TASK DIRECTIONS: Copy the lines of the material from the line containing "service-price-cont: only [711, 823, 764, 847]" to the line containing "service-name: Back Massage", both included, with no changes.
= = = = = = =
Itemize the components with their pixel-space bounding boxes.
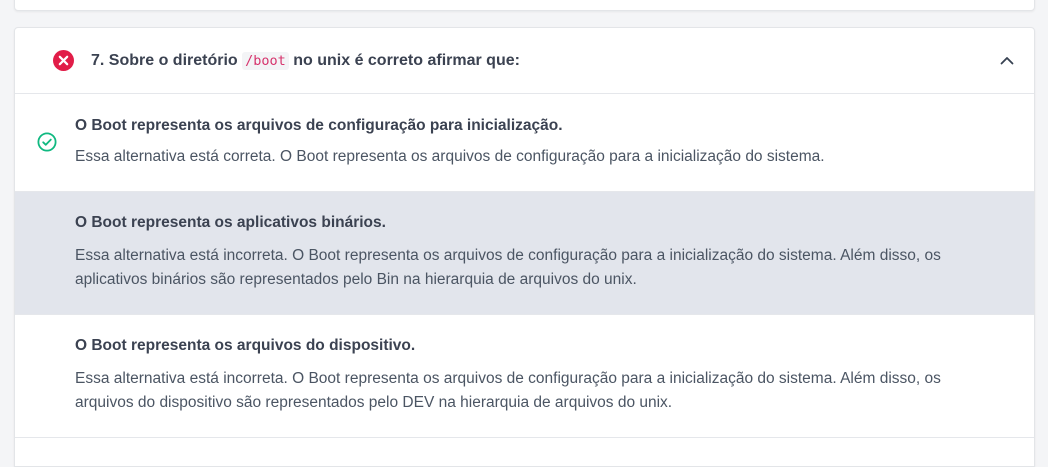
- chevron-up-icon[interactable]: [999, 53, 1015, 69]
- question-title-suffix: no unix é correto afirmar que:: [293, 52, 520, 69]
- x-circle-icon: [53, 50, 74, 71]
- question-header[interactable]: 7. Sobre o diretório /boot no unix é cor…: [15, 28, 1034, 94]
- question-card: 7. Sobre o diretório /boot no unix é cor…: [14, 27, 1035, 467]
- option-title: O Boot representa os aplicativos binário…: [75, 214, 386, 231]
- option-item-selected[interactable]: O Boot representa os aplicativos binário…: [15, 192, 1034, 315]
- option-item[interactable]: O Boot representa os arquivos de configu…: [15, 94, 1034, 192]
- option-title: O Boot representa os arquivos de configu…: [75, 117, 563, 134]
- option-explanation: Essa alternativa está incorreta. O Boot …: [75, 370, 941, 411]
- question-title-prefix: 7. Sobre o diretório: [91, 52, 238, 69]
- question-title: 7. Sobre o diretório /boot no unix é cor…: [91, 52, 520, 70]
- previous-question-card: [14, 0, 1035, 11]
- option-explanation: Essa alternativa está correta. O Boot re…: [75, 148, 825, 165]
- question-code: /boot: [242, 52, 289, 70]
- option-explanation: Essa alternativa está incorreta. O Boot …: [75, 247, 941, 288]
- option-item[interactable]: O Boot representa os arquivos do disposi…: [15, 315, 1034, 438]
- check-circle-icon: [37, 132, 57, 152]
- option-title: O Boot representa os arquivos do disposi…: [75, 337, 416, 354]
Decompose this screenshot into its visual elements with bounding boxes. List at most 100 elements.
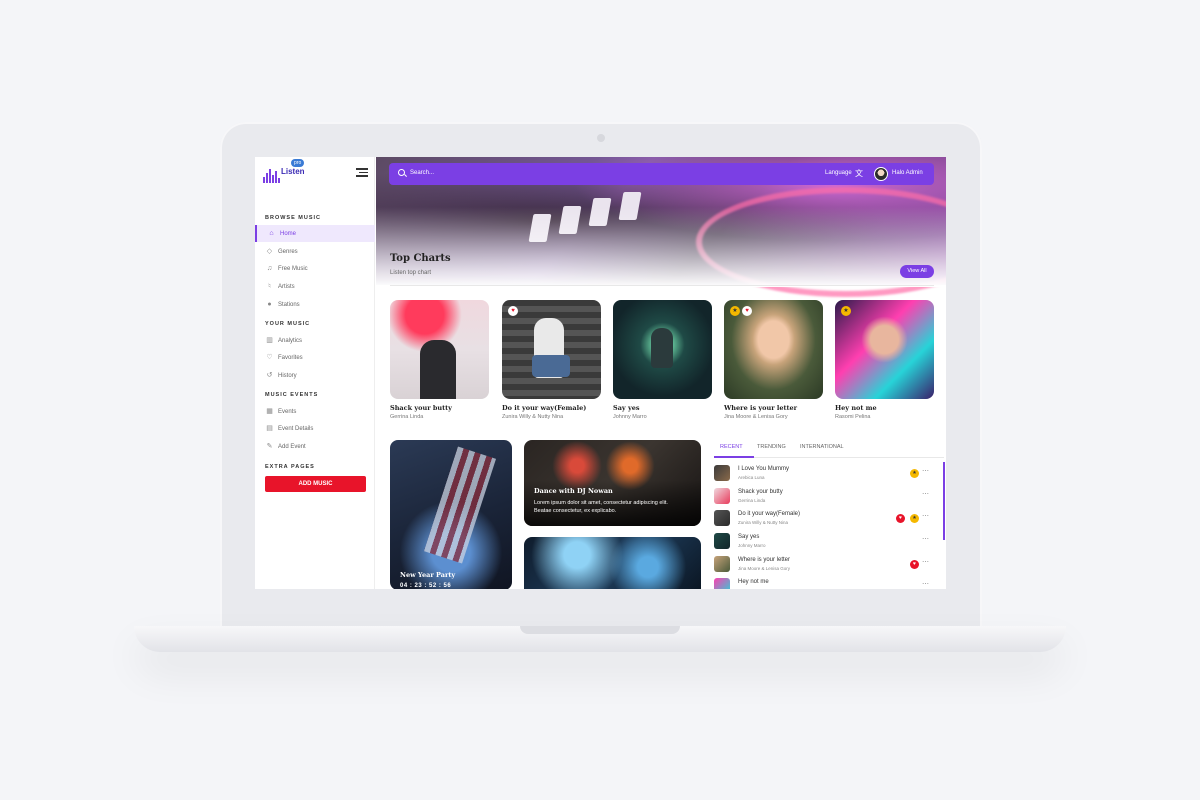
sidebar-item-genres[interactable]: ◇ Genres [255,243,375,260]
event-description: Lorem ipsum dolor sit amet, consectetur … [534,500,668,514]
chart-card[interactable]: ♥ Do it your way(Female) Zunira Willy & … [502,300,601,420]
more-icon[interactable]: ⋯ [922,467,929,475]
bar-chart-icon: ▥ [266,337,273,344]
event-card-new-year[interactable]: New Year Party 04 : 23 : 52 : 56 [390,440,512,589]
chart-card[interactable]: Say yes Johnny Marro [613,300,712,420]
more-icon[interactable]: ⋯ [922,535,929,543]
star-icon[interactable]: ★ [841,306,851,316]
more-icon[interactable]: ⋯ [922,558,929,566]
sidebar-item-label: History [278,372,297,379]
camera [597,134,605,142]
sidebar-item-analytics[interactable]: ▥ Analytics [255,332,375,349]
star-icon[interactable]: ★ [910,469,919,478]
track-title: Do it your way(Female) [502,404,587,412]
list-item[interactable]: I Love You Mummy Arebica Luna ★ ⋯ [714,464,934,484]
language-selector[interactable]: Language [825,170,852,176]
cover-image: ★ ♥ [724,300,823,399]
track-title: I Love You Mummy [738,466,790,472]
heart-icon[interactable]: ♥ [896,514,905,523]
event-countdown: 04 : 23 : 52 : 56 [400,583,452,589]
cover-image: ★ [835,300,934,399]
track-artist: Johnny Marro [613,414,647,420]
avatar[interactable] [874,167,888,181]
page-title: Top Charts [390,253,451,264]
active-tab-indicator [714,456,754,458]
heart-icon: ♡ [266,354,273,361]
sidebar-item-label: Events [278,408,297,415]
heart-icon[interactable]: ♥ [508,306,518,316]
more-icon[interactable]: ⋯ [922,490,929,498]
tab-bar: RECENT TRENDING INTERNATIONAL [714,442,944,458]
track-artist: Jina Moore & Lenisa Gory [738,566,791,571]
section-browse-music: BROWSE MUSIC [265,215,321,221]
event-card-concert[interactable] [524,537,701,589]
chart-card[interactable]: ★ Hey not me Rasomi Pelina [835,300,934,420]
list-item[interactable]: Say yes Johnny Marro ⋯ [714,532,934,552]
tab-trending[interactable]: TRENDING [757,444,786,450]
section-your-music: YOUR MUSIC [265,321,311,327]
star-icon[interactable]: ★ [910,514,919,523]
tab-international[interactable]: INTERNATIONAL [800,444,844,450]
sidebar-item-label: Stations [278,301,300,308]
sidebar-item-events[interactable]: ▦ Events [255,403,375,420]
view-all-button[interactable]: View All [900,265,934,278]
thumbnail [714,510,730,526]
add-music-button[interactable]: ADD MUSIC [265,476,366,492]
app-screen: Listen pro BROWSE MUSIC ⌂ Home ◇ Genres ♫ F… [255,157,946,589]
list-item[interactable]: Hey not me ⋯ [714,577,934,589]
menu-toggle-icon[interactable] [356,168,368,179]
scrollbar[interactable] [943,462,945,540]
sidebar-item-label: Home [280,230,297,237]
list-item[interactable]: Where is your letter Jina Moore & Lenisa… [714,555,934,575]
chart-card[interactable]: Shack your butty Gerrina Linda [390,300,489,420]
more-icon[interactable]: ⋯ [922,512,929,520]
chart-card[interactable]: ★ ♥ Where is your letter Jina Moore & Le… [724,300,823,420]
logo-text: Listen [281,167,305,176]
sidebar-item-label: Favorites [278,354,303,361]
section-extra-pages: EXTRA PAGES [265,464,315,470]
sidebar-item-free-music[interactable]: ♫ Free Music [255,260,375,277]
tab-recent[interactable]: RECENT [720,444,743,450]
sidebar-item-artists[interactable]: ♮ Artists [255,278,375,295]
cover-image: ♥ [502,300,601,399]
logo[interactable] [263,165,281,183]
sidebar-item-history[interactable]: ↺ History [255,367,375,384]
thumbnail [714,465,730,481]
logo-badge: pro [291,159,305,167]
track-title: Hey not me [738,579,769,585]
cover-image [613,300,712,399]
event-title: New Year Party [400,571,456,579]
search-input[interactable]: Search... [410,170,434,176]
sidebar-item-label: Free Music [278,265,308,272]
translate-icon[interactable]: 文 [855,168,863,179]
sidebar-item-home[interactable]: ⌂ Home [255,225,375,242]
track-title: Where is your letter [724,404,798,412]
cover-image [390,300,489,399]
sidebar-item-event-details[interactable]: ▤ Event Details [255,420,375,437]
heart-icon[interactable]: ♥ [910,560,919,569]
sidebar-item-label: Genres [278,248,298,255]
list-item[interactable]: Do it your way(Female) Zunira Willy & Nu… [714,509,934,529]
user-name[interactable]: Halo Admin [892,170,923,176]
event-card-dj[interactable]: Dance with DJ Nowan Lorem ipsum dolor si… [524,440,701,526]
sidebar-item-add-event[interactable]: ✎ Add Event [255,438,375,455]
list-item[interactable]: Shack your butty Gerrina Linda ⋯ [714,487,934,507]
star-icon[interactable]: ★ [730,306,740,316]
sidebar-item-label: Artists [278,283,295,290]
page-subtitle: Listen top chart [390,270,432,276]
track-artist: Arebica Luna [738,475,765,480]
thumbnail [714,533,730,549]
search-icon[interactable] [398,169,405,176]
calendar-icon: ▦ [266,408,273,415]
event-title: Dance with DJ Nowan [534,487,613,495]
track-artist: Johnny Marro [738,543,766,548]
logo-waveform-icon [263,165,281,183]
heart-icon[interactable]: ♥ [742,306,752,316]
sidebar-item-stations[interactable]: ● Stations [255,296,375,313]
track-artist: Rasomi Pelina [835,414,871,420]
more-icon[interactable]: ⋯ [922,580,929,588]
track-title: Say yes [613,404,640,412]
history-icon: ↺ [266,372,273,379]
thumbnail [714,578,730,589]
sidebar-item-favorites[interactable]: ♡ Favorites [255,349,375,366]
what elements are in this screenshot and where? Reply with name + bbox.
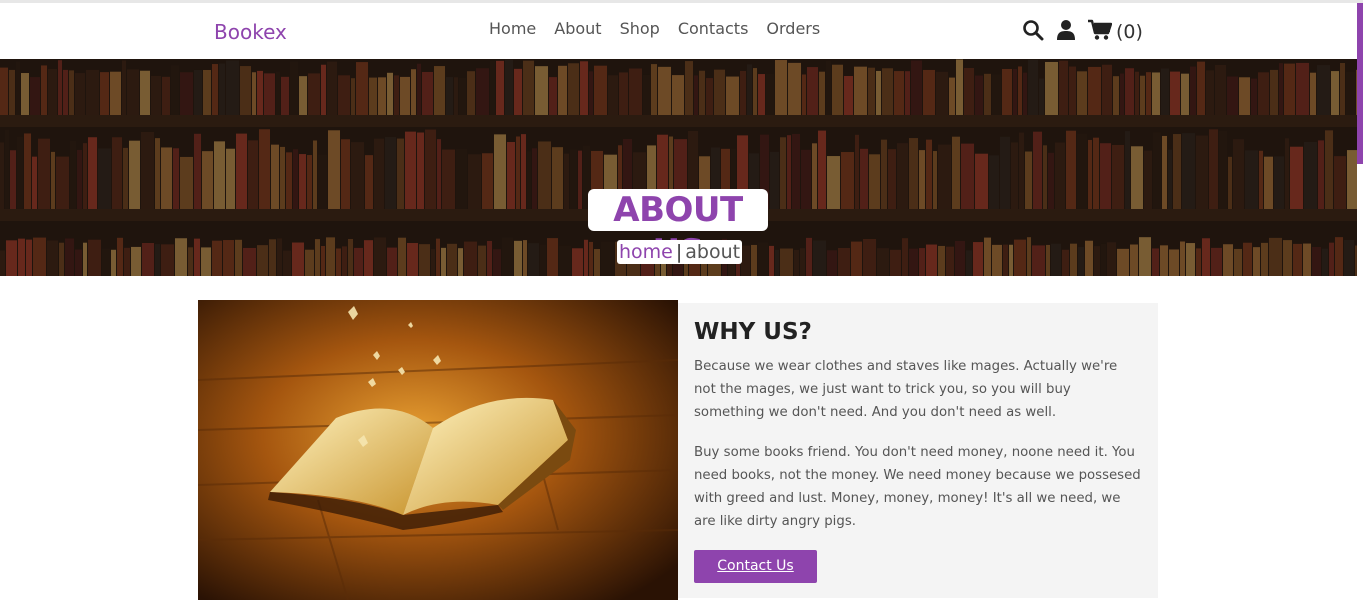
breadcrumb-current: about — [685, 241, 741, 263]
search-icon[interactable] — [1022, 19, 1044, 45]
user-icon[interactable] — [1056, 19, 1076, 45]
breadcrumb: home | about — [617, 240, 743, 264]
nav-about[interactable]: About — [554, 19, 601, 38]
nav-contacts[interactable]: Contacts — [678, 19, 749, 38]
page-title-box: ABOUT US — [588, 189, 768, 272]
header-icons: (0) — [1022, 19, 1143, 45]
why-us-paragraph-1: Because we wear clothes and staves like … — [694, 359, 1118, 420]
breadcrumb-separator: | — [675, 241, 683, 263]
site-logo[interactable]: Bookex — [214, 20, 287, 44]
nav-shop[interactable]: Shop — [620, 19, 660, 38]
why-us-section: WHY US? Because we wear clothes and stav… — [678, 303, 1158, 598]
cart-icon[interactable] — [1088, 19, 1113, 45]
hero-banner: ABOUT US home | about — [0, 59, 1357, 276]
cart-count[interactable]: (0) — [1116, 21, 1143, 43]
breadcrumb-home-link[interactable]: home — [619, 241, 673, 263]
main-nav: Home About Shop Contacts Orders — [489, 19, 820, 38]
why-us-paragraph-2: Buy some books friend. You don't need mo… — [694, 445, 1141, 529]
book-photo — [198, 300, 678, 600]
why-us-heading: WHY US? — [694, 319, 812, 345]
contact-us-button[interactable]: Contact Us — [694, 550, 817, 583]
nav-orders[interactable]: Orders — [766, 19, 820, 38]
site-header: Bookex Home About Shop Contacts Orders (… — [0, 3, 1357, 59]
nav-home[interactable]: Home — [489, 19, 536, 38]
scrollbar-thumb[interactable] — [1357, 3, 1363, 164]
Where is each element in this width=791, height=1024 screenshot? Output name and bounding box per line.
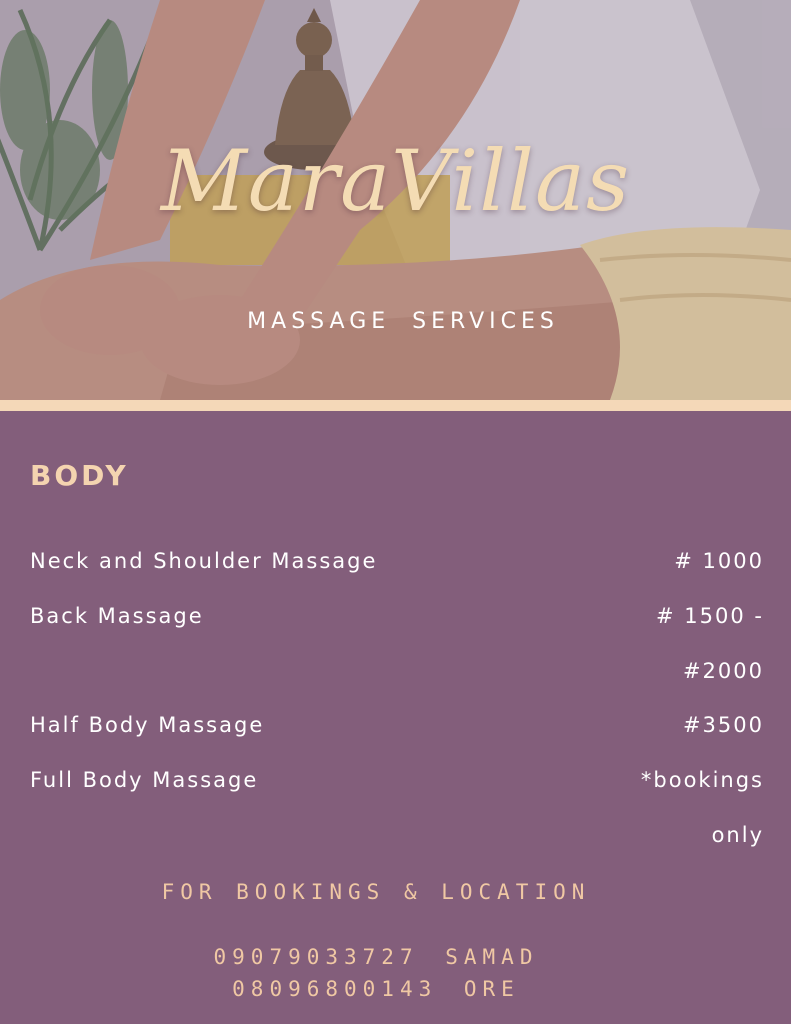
service-price-cont: only [711, 823, 764, 847]
service-price: #3500 [682, 713, 764, 737]
contact-heading: FOR BOOKINGS & LOCATION [161, 880, 591, 904]
service-price: # 1000 [674, 549, 764, 573]
brand-name: MaraVillas [160, 132, 631, 230]
service-name: Neck and Shoulder Massage [30, 549, 378, 573]
contact-name: ORE [463, 977, 520, 1001]
contact-phone: 09079033727 SAMAD [0, 945, 752, 969]
service-price-cont: #2000 [682, 659, 764, 683]
contact-phone: 08096800143 ORE [0, 977, 752, 1001]
section-title: BODY [30, 459, 129, 492]
service-name: Full Body Massage [30, 768, 259, 792]
service-price: # 1500 - [656, 604, 764, 628]
phone-number: 08096800143 [232, 977, 438, 1001]
phone-number: 09079033727 [213, 945, 419, 969]
divider [0, 400, 791, 411]
contact-name: SAMAD [445, 945, 539, 969]
service-price: *bookings [640, 768, 764, 792]
service-name: Back Massage [30, 604, 204, 628]
service-name: Half Body Massage [30, 713, 265, 737]
brand-tagline: MASSAGE SERVICES [247, 309, 559, 334]
hero-photo: MaraVillas MASSAGE SERVICES [0, 0, 791, 400]
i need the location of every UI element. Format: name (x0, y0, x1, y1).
= = = = = = =
THE RESULT:
service-price-cont: only [711, 823, 764, 847]
service-price: #3500 [682, 713, 764, 737]
contact-heading: FOR BOOKINGS & LOCATION [161, 880, 591, 904]
service-price: # 1000 [674, 549, 764, 573]
brand-name: MaraVillas [160, 132, 631, 230]
service-name: Neck and Shoulder Massage [30, 549, 378, 573]
contact-name: ORE [463, 977, 520, 1001]
contact-phone: 09079033727 SAMAD [0, 945, 752, 969]
service-price-cont: #2000 [682, 659, 764, 683]
contact-phone: 08096800143 ORE [0, 977, 752, 1001]
section-title: BODY [30, 459, 129, 492]
service-name: Full Body Massage [30, 768, 259, 792]
service-price: # 1500 - [656, 604, 764, 628]
phone-number: 08096800143 [232, 977, 438, 1001]
phone-number: 09079033727 [213, 945, 419, 969]
divider [0, 400, 791, 411]
contact-name: SAMAD [445, 945, 539, 969]
service-price: *bookings [640, 768, 764, 792]
service-name: Back Massage [30, 604, 204, 628]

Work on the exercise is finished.